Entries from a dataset
------------------------------------------------------------

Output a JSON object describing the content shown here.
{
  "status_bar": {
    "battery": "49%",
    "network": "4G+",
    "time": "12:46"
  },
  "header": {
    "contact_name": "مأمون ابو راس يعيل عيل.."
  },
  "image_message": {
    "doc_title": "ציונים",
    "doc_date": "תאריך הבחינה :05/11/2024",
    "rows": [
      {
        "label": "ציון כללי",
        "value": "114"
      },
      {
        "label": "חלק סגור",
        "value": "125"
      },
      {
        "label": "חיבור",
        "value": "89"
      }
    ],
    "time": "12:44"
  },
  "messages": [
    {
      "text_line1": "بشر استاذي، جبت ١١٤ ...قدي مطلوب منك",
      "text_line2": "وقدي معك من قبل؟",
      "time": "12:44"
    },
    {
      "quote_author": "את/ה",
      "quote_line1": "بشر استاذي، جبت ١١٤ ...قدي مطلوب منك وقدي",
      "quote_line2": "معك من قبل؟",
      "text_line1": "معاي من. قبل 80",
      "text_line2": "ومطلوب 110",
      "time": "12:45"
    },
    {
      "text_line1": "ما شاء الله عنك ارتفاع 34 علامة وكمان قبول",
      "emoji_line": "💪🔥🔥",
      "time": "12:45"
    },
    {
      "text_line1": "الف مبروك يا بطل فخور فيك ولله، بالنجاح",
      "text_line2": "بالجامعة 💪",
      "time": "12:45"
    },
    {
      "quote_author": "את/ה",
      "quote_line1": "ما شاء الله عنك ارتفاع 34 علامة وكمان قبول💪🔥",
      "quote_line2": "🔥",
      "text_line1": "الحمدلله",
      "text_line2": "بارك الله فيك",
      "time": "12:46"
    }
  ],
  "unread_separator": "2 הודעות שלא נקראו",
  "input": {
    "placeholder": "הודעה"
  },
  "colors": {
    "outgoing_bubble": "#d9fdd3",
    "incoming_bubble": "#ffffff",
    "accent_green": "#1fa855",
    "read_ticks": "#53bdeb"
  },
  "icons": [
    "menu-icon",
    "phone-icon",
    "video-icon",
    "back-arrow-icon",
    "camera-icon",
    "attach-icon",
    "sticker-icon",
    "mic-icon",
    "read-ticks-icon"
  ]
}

------------------------------------------------------------

Restate every record exactly, leaving nothing out.

Worked solution =
Output a JSON object describing the content shown here.
{
  "status_bar": {
    "battery": "49%",
    "network": "4G+",
    "time": "12:46"
  },
  "header": {
    "contact_name": "مأمون ابو راس يعيل عيل.."
  },
  "image_message": {
    "doc_title": "ציונים",
    "doc_date": "תאריך הבחינה :05/11/2024",
    "rows": [
      {
        "label": "ציון כללי",
        "value": "114"
      },
      {
        "label": "חלק סגור",
        "value": "125"
      },
      {
        "label": "חיבור",
        "value": "89"
      }
    ],
    "time": "12:44"
  },
  "messages": [
    {
      "text_line1": "بشر استاذي، جبت ١١٤ ...قدي مطلوب منك",
      "text_line2": "وقدي معك من قبل؟",
      "time": "12:44"
    },
    {
      "quote_author": "את/ה",
      "quote_line1": "بشر استاذي، جبت ١١٤ ...قدي مطلوب منك وقدي",
      "quote_line2": "معك من قبل؟",
      "text_line1": "معاي من. قبل 80",
      "text_line2": "ومطلوب 110",
      "time": "12:45"
    },
    {
      "text_line1": "ما شاء الله عنك ارتفاع 34 علامة وكمان قبول",
      "emoji_line": "💪🔥🔥",
      "time": "12:45"
    },
    {
      "text_line1": "الف مبروك يا بطل فخور فيك ولله، بالنجاح",
      "text_line2": "بالجامعة 💪",
      "time": "12:45"
    },
    {
      "quote_author": "את/ה",
      "quote_line1": "ما شاء الله عنك ارتفاع 34 علامة وكمان قبول💪🔥",
      "quote_line2": "🔥",
      "text_line1": "الحمدلله",
      "text_line2": "بارك الله فيك",
      "time": "12:46"
    }
  ],
  "unread_separator": "2 הודעות שלא נקראו",
  "input": {
    "placeholder": "הודעה"
  },
  "colors": {
    "outgoing_bubble": "#d9fdd3",
    "incoming_bubble": "#ffffff",
    "accent_green": "#1fa855",
    "read_ticks": "#53bdeb"
  },
  "icons": [
    "menu-icon",
    "phone-icon",
    "video-icon",
    "back-arrow-icon",
    "camera-icon",
    "attach-icon",
    "sticker-icon",
    "mic-icon",
    "read-ticks-icon"
  ]
}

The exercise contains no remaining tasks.